## What is being asked
Extract the complete data exactly as given.

## Given data

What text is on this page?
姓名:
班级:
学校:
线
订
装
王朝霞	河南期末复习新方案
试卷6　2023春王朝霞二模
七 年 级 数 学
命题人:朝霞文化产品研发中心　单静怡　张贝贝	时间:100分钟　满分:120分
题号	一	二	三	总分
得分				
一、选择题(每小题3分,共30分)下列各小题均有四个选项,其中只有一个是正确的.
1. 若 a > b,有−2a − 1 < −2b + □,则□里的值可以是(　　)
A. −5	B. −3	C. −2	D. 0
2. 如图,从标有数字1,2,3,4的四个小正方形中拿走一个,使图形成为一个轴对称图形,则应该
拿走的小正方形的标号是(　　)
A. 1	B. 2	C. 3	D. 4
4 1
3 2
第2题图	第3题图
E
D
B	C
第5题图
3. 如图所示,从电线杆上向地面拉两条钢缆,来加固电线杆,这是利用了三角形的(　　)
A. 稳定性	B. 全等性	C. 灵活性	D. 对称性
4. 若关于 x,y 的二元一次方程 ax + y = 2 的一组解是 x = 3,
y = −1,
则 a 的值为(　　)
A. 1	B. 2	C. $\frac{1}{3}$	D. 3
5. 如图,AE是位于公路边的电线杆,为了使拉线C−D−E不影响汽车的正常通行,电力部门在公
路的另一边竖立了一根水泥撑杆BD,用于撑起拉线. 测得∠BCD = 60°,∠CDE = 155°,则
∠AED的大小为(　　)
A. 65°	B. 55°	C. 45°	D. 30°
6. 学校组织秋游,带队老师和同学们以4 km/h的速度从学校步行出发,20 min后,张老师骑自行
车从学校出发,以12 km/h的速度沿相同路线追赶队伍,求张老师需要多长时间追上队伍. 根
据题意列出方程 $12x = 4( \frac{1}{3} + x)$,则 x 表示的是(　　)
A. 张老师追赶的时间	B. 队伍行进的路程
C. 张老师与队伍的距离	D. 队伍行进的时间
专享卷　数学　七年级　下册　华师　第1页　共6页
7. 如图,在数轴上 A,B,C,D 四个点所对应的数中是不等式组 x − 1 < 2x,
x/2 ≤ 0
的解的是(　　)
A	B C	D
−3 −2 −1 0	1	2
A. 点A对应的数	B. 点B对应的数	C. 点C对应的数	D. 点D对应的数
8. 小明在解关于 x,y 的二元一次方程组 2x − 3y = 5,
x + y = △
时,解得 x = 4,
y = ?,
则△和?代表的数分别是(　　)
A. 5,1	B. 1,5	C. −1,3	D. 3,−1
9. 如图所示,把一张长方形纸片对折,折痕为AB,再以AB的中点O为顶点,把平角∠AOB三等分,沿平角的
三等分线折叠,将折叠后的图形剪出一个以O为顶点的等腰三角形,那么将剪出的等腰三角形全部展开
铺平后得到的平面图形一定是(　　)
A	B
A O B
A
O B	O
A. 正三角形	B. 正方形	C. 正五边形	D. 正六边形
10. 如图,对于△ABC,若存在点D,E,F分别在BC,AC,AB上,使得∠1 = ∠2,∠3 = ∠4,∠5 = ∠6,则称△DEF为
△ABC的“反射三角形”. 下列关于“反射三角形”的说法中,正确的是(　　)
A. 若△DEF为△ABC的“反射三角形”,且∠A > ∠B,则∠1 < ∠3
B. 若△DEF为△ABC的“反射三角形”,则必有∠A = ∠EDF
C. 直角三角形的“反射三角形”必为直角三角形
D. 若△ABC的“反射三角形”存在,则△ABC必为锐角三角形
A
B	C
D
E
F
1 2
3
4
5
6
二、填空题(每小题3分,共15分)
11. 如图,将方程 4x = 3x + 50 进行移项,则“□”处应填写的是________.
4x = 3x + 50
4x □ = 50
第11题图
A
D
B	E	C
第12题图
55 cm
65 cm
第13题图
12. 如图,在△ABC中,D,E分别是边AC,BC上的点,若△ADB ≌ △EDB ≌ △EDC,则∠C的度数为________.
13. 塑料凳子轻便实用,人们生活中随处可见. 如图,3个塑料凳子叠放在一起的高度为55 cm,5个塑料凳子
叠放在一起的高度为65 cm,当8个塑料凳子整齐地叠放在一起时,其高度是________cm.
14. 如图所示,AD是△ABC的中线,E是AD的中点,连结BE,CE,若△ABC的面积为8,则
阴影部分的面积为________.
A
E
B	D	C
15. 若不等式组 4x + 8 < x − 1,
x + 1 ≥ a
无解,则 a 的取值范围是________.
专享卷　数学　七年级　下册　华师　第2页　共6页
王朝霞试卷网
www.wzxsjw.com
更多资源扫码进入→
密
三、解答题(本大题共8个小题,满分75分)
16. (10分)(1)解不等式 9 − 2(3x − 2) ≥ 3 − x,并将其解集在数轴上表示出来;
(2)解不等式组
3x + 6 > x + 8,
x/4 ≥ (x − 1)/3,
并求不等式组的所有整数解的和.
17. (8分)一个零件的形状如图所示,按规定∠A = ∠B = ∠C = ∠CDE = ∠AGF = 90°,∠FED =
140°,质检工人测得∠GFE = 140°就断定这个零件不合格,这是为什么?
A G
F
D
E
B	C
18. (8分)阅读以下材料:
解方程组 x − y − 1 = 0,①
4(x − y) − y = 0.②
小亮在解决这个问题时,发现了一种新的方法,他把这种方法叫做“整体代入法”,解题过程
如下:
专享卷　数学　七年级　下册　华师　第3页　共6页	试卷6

## Solution for this problem
What text is on this page?
姓名:
班级:
学校:
线
订
装
王朝霞	河南期末复习新方案
试卷6　2023春王朝霞二模
七 年 级 数 学
命题人:朝霞文化产品研发中心　单静怡　张贝贝	时间:100分钟　满分:120分
题号	一	二	三	总分
得分				
一、选择题(每小题3分,共30分)下列各小题均有四个选项,其中只有一个是正确的.
1. 若 a > b,有−2a − 1 < −2b + □,则□里的值可以是(　　)
A. −5	B. −3	C. −2	D. 0
2. 如图,从标有数字1,2,3,4的四个小正方形中拿走一个,使图形成为一个轴对称图形,则应该
拿走的小正方形的标号是(　　)
A. 1	B. 2	C. 3	D. 4
4 1
3 2
第2题图	第3题图
E
D
B	C
第5题图
3. 如图所示,从电线杆上向地面拉两条钢缆,来加固电线杆,这是利用了三角形的(　　)
A. 稳定性	B. 全等性	C. 灵活性	D. 对称性
4. 若关于 x,y 的二元一次方程 ax + y = 2 的一组解是 x = 3,
y = −1,
则 a 的值为(　　)
A. 1	B. 2	C. $\frac{1}{3}$	D. 3
5. 如图,AE是位于公路边的电线杆,为了使拉线C−D−E不影响汽车的正常通行,电力部门在公
路的另一边竖立了一根水泥撑杆BD,用于撑起拉线. 测得∠BCD = 60°,∠CDE = 155°,则
∠AED的大小为(　　)
A. 65°	B. 55°	C. 45°	D. 30°
6. 学校组织秋游,带队老师和同学们以4 km/h的速度从学校步行出发,20 min后,张老师骑自行
车从学校出发,以12 km/h的速度沿相同路线追赶队伍,求张老师需要多长时间追上队伍. 根
据题意列出方程 $12x = 4( \frac{1}{3} + x)$,则 x 表示的是(　　)
A. 张老师追赶的时间	B. 队伍行进的路程
C. 张老师与队伍的距离	D. 队伍行进的时间
专享卷　数学　七年级　下册　华师　第1页　共6页
7. 如图,在数轴上 A,B,C,D 四个点所对应的数中是不等式组 x − 1 < 2x,
x/2 ≤ 0
的解的是(　　)
A	B C	D
−3 −2 −1 0	1	2
A. 点A对应的数	B. 点B对应的数	C. 点C对应的数	D. 点D对应的数
8. 小明在解关于 x,y 的二元一次方程组 2x − 3y = 5,
x + y = △
时,解得 x = 4,
y = ?,
则△和?代表的数分别是(　　)
A. 5,1	B. 1,5	C. −1,3	D. 3,−1
9. 如图所示,把一张长方形纸片对折,折痕为AB,再以AB的中点O为顶点,把平角∠AOB三等分,沿平角的
三等分线折叠,将折叠后的图形剪出一个以O为顶点的等腰三角形,那么将剪出的等腰三角形全部展开
铺平后得到的平面图形一定是(　　)
A	B
A O B
A
O B	O
A. 正三角形	B. 正方形	C. 正五边形	D. 正六边形
10. 如图,对于△ABC,若存在点D,E,F分别在BC,AC,AB上,使得∠1 = ∠2,∠3 = ∠4,∠5 = ∠6,则称△DEF为
△ABC的“反射三角形”. 下列关于“反射三角形”的说法中,正确的是(　　)
A. 若△DEF为△ABC的“反射三角形”,且∠A > ∠B,则∠1 < ∠3
B. 若△DEF为△ABC的“反射三角形”,则必有∠A = ∠EDF
C. 直角三角形的“反射三角形”必为直角三角形
D. 若△ABC的“反射三角形”存在,则△ABC必为锐角三角形
A
B	C
D
E
F
1 2
3
4
5
6
二、填空题(每小题3分,共15分)
11. 如图,将方程 4x = 3x + 50 进行移项,则“□”处应填写的是________.
4x = 3x + 50
4x □ = 50
第11题图
A
D
B	E	C
第12题图
55 cm
65 cm
第13题图
12. 如图,在△ABC中,D,E分别是边AC,BC上的点,若△ADB ≌ △EDB ≌ △EDC,则∠C的度数为________.
13. 塑料凳子轻便实用,人们生活中随处可见. 如图,3个塑料凳子叠放在一起的高度为55 cm,5个塑料凳子
叠放在一起的高度为65 cm,当8个塑料凳子整齐地叠放在一起时,其高度是________cm.
14. 如图所示,AD是△ABC的中线,E是AD的中点,连结BE,CE,若△ABC的面积为8,则
阴影部分的面积为________.
A
E
B	D	C
15. 若不等式组 4x + 8 < x − 1,
x + 1 ≥ a
无解,则 a 的取值范围是________.
专享卷　数学　七年级　下册　华师　第2页　共6页
王朝霞试卷网
www.wzxsjw.com
更多资源扫码进入→
密
三、解答题(本大题共8个小题,满分75分)
16. (10分)(1)解不等式 9 − 2(3x − 2) ≥ 3 − x,并将其解集在数轴上表示出来;
(2)解不等式组
3x + 6 > x + 8,
x/4 ≥ (x − 1)/3,
并求不等式组的所有整数解的和.
17. (8分)一个零件的形状如图所示,按规定∠A = ∠B = ∠C = ∠CDE = ∠AGF = 90°,∠FED =
140°,质检工人测得∠GFE = 140°就断定这个零件不合格,这是为什么?
A G
F
D
E
B	C
18. (8分)阅读以下材料:
解方程组 x − y − 1 = 0,①
4(x − y) − y = 0.②
小亮在解决这个问题时,发现了一种新的方法,他把这种方法叫做“整体代入法”,解题过程
如下:
专享卷　数学　七年级　下册　华师　第3页　共6页	试卷6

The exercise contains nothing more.